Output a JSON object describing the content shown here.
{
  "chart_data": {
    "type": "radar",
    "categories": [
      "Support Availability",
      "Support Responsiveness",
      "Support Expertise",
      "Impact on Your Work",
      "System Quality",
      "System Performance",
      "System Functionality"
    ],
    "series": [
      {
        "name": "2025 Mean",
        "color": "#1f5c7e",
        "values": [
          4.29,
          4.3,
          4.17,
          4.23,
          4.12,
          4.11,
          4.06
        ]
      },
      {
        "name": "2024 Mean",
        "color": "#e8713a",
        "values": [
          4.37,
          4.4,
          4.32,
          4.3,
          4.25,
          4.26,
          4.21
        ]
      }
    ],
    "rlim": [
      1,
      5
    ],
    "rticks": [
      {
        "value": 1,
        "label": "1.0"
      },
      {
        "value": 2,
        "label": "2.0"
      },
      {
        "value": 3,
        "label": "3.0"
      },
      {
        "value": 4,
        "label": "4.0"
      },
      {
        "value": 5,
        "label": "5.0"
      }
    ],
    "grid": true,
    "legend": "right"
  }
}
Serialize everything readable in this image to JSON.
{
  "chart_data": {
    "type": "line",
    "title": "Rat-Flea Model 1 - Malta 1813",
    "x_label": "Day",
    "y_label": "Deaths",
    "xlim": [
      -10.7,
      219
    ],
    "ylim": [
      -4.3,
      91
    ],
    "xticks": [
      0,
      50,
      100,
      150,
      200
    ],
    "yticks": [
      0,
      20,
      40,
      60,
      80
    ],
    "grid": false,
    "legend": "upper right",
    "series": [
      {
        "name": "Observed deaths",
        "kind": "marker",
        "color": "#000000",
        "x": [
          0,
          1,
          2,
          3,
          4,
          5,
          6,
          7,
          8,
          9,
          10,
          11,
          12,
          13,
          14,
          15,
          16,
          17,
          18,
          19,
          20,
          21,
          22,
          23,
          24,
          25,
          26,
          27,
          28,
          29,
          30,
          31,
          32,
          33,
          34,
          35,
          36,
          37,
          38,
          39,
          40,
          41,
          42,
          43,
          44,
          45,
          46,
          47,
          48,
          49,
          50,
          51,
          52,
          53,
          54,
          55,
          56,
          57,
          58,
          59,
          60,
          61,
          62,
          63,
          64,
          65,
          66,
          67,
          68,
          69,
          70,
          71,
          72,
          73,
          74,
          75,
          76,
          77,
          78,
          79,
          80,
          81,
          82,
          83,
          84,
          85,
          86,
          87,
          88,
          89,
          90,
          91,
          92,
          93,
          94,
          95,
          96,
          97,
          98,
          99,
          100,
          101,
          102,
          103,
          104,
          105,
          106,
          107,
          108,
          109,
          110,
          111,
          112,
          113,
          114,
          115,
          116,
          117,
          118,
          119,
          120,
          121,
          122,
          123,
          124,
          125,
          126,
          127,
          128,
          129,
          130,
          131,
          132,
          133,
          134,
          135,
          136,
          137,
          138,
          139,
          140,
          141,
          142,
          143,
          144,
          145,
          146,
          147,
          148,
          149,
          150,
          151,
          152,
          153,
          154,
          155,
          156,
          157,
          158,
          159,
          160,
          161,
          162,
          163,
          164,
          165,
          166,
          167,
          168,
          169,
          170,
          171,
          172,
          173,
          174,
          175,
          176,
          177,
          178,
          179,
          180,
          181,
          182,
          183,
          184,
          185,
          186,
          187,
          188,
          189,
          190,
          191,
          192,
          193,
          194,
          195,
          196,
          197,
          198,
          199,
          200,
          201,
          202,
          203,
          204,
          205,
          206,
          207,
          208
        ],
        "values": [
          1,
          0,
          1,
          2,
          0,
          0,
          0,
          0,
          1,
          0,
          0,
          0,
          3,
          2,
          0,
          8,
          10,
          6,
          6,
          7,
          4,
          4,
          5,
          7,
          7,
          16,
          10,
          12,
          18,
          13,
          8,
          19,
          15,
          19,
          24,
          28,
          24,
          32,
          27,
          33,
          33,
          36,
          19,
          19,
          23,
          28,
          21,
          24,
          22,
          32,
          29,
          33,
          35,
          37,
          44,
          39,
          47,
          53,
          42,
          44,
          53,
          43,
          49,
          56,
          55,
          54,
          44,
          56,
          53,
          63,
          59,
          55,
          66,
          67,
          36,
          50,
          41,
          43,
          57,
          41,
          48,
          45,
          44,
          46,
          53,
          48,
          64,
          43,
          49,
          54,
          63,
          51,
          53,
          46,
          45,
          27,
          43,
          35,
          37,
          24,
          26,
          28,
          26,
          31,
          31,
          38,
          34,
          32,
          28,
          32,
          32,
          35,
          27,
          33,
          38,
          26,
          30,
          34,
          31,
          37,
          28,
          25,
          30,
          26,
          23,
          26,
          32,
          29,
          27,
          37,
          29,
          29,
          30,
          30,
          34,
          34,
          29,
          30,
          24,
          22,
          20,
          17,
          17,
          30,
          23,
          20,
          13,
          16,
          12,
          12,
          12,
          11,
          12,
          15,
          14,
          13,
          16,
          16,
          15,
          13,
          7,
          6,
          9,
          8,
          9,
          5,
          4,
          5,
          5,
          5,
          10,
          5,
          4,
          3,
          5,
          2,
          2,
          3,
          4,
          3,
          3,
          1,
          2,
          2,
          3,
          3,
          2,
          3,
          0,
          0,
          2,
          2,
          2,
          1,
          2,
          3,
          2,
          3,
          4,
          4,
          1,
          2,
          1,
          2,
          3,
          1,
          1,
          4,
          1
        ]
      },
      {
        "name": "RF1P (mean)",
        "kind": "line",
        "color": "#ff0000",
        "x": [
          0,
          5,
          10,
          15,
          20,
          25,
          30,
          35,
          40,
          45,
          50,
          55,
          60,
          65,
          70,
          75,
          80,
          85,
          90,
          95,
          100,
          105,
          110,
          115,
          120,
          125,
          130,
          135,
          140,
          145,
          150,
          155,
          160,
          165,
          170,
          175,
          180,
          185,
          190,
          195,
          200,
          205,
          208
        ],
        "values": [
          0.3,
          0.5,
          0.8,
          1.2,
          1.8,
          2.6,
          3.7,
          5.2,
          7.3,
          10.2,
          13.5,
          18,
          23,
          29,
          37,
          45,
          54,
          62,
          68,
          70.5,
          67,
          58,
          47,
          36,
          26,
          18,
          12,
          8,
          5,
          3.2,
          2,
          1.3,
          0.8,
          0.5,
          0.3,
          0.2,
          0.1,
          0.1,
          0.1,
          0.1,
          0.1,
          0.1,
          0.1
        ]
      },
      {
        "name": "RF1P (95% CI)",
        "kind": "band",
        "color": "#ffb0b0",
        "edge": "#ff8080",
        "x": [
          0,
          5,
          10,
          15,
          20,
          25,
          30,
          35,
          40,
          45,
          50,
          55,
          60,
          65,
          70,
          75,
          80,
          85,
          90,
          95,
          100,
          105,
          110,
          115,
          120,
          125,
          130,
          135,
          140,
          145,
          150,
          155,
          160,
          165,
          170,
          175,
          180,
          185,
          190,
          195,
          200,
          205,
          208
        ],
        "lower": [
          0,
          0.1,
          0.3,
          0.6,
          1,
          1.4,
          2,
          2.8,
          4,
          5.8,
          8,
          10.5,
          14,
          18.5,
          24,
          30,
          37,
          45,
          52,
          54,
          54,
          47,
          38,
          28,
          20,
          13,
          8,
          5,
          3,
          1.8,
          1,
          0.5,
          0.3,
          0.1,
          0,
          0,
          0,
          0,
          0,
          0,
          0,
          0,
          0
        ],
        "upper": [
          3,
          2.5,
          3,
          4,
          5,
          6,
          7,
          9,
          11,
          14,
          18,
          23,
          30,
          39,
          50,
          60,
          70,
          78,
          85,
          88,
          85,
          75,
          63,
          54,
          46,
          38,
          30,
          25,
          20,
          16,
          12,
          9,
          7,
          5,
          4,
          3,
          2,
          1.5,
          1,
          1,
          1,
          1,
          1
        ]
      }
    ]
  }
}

▸ **Directions for this task**
Go over the data above and copy every line that has the word "name" in it.

▸ **Right answer**
        "name": "2025 Mean",
        "name": "2024 Mean",
        "name": "Observed deaths",
        "name": "RF1P (mean)",
        "name": "RF1P (95% CI)",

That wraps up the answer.